• Required task:
Each line that holds the word "name" is to be identified and copied.

• Records for the task:
....
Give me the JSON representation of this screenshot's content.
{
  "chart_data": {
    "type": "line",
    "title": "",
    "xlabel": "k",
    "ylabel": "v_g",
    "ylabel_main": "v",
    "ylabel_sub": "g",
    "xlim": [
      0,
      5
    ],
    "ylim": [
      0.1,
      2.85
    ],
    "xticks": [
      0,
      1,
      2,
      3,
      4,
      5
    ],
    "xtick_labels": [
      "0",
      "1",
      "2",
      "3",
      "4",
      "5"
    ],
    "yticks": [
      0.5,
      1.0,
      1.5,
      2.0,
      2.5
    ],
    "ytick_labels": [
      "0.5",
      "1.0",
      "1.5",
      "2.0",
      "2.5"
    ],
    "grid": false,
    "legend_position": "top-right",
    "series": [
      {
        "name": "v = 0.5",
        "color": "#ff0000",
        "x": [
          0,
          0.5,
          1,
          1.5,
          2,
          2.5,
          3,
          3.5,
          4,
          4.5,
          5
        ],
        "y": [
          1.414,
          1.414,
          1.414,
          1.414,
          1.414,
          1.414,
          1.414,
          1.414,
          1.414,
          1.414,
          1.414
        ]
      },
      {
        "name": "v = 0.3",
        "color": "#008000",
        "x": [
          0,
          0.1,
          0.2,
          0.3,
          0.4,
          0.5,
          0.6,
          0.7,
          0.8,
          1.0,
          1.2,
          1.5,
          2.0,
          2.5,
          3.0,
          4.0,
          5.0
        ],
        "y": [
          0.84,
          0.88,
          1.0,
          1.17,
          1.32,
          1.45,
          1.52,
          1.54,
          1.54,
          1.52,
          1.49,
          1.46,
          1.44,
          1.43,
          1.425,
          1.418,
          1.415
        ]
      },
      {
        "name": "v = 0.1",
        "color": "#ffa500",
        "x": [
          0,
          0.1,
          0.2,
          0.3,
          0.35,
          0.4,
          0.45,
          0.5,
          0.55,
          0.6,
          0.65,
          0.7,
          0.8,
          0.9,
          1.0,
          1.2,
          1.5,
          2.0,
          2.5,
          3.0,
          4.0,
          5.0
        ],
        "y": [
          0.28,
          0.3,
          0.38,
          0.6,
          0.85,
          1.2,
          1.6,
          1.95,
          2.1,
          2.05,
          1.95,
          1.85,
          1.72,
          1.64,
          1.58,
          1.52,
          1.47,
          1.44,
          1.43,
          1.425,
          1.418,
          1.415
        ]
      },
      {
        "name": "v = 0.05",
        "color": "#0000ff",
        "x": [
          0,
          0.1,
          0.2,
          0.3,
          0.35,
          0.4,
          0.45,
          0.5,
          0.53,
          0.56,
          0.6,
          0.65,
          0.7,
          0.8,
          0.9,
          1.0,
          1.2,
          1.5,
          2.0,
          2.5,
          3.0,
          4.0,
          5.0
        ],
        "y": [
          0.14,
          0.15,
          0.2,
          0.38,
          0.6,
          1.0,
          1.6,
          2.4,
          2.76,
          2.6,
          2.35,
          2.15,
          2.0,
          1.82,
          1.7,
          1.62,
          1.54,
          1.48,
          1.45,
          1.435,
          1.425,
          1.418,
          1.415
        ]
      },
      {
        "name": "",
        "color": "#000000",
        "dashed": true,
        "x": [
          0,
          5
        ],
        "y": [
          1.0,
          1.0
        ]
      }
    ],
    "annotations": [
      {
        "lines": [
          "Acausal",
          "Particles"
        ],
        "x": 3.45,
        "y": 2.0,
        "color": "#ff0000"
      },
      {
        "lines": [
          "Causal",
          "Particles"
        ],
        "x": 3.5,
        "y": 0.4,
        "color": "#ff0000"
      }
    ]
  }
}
....
• Worked answer:
        "name": "v = 0.5",
        "name": "v = 0.3",
        "name": "v = 0.1",
        "name": "v = 0.05",
        "name": "",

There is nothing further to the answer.